## PROVIDED RECORDS
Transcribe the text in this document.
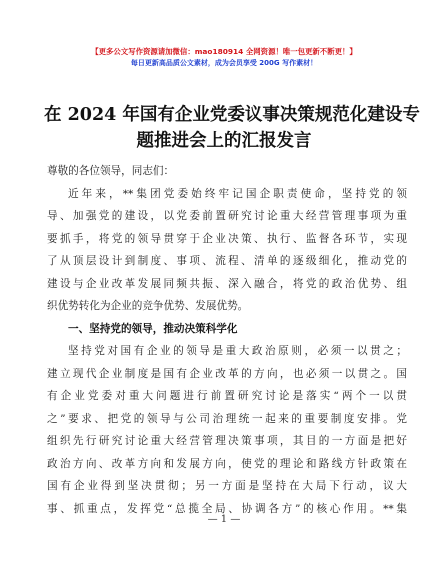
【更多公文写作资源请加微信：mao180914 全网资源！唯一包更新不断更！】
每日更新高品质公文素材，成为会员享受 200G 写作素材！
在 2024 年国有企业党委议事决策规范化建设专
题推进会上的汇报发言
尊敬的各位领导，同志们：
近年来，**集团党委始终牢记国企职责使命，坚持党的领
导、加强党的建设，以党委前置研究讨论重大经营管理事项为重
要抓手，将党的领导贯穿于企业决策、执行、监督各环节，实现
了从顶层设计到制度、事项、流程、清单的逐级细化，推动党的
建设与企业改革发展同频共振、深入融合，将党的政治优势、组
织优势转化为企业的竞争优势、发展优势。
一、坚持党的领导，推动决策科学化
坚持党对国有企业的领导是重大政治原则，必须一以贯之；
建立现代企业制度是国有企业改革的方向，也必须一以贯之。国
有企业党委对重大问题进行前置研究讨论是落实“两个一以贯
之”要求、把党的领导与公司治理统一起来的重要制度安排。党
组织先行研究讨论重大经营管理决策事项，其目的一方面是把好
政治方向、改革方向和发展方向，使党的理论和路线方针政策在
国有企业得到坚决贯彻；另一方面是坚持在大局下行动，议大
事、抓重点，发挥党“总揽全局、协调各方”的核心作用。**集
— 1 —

## AIM
Repeat the data above exactly, but not the pictures.

## TASK OUTPUT
Transcribe the text in this document.
【更多公文写作资源请加微信：mao180914 全网资源！唯一包更新不断更！】
每日更新高品质公文素材，成为会员享受 200G 写作素材！
在 2024 年国有企业党委议事决策规范化建设专
题推进会上的汇报发言
尊敬的各位领导，同志们：
近年来，**集团党委始终牢记国企职责使命，坚持党的领
导、加强党的建设，以党委前置研究讨论重大经营管理事项为重
要抓手，将党的领导贯穿于企业决策、执行、监督各环节，实现
了从顶层设计到制度、事项、流程、清单的逐级细化，推动党的
建设与企业改革发展同频共振、深入融合，将党的政治优势、组
织优势转化为企业的竞争优势、发展优势。
一、坚持党的领导，推动决策科学化
坚持党对国有企业的领导是重大政治原则，必须一以贯之；
建立现代企业制度是国有企业改革的方向，也必须一以贯之。国
有企业党委对重大问题进行前置研究讨论是落实“两个一以贯
之”要求、把党的领导与公司治理统一起来的重要制度安排。党
组织先行研究讨论重大经营管理决策事项，其目的一方面是把好
政治方向、改革方向和发展方向，使党的理论和路线方针政策在
国有企业得到坚决贯彻；另一方面是坚持在大局下行动，议大
事、抓重点，发挥党“总揽全局、协调各方”的核心作用。**集
— 1 —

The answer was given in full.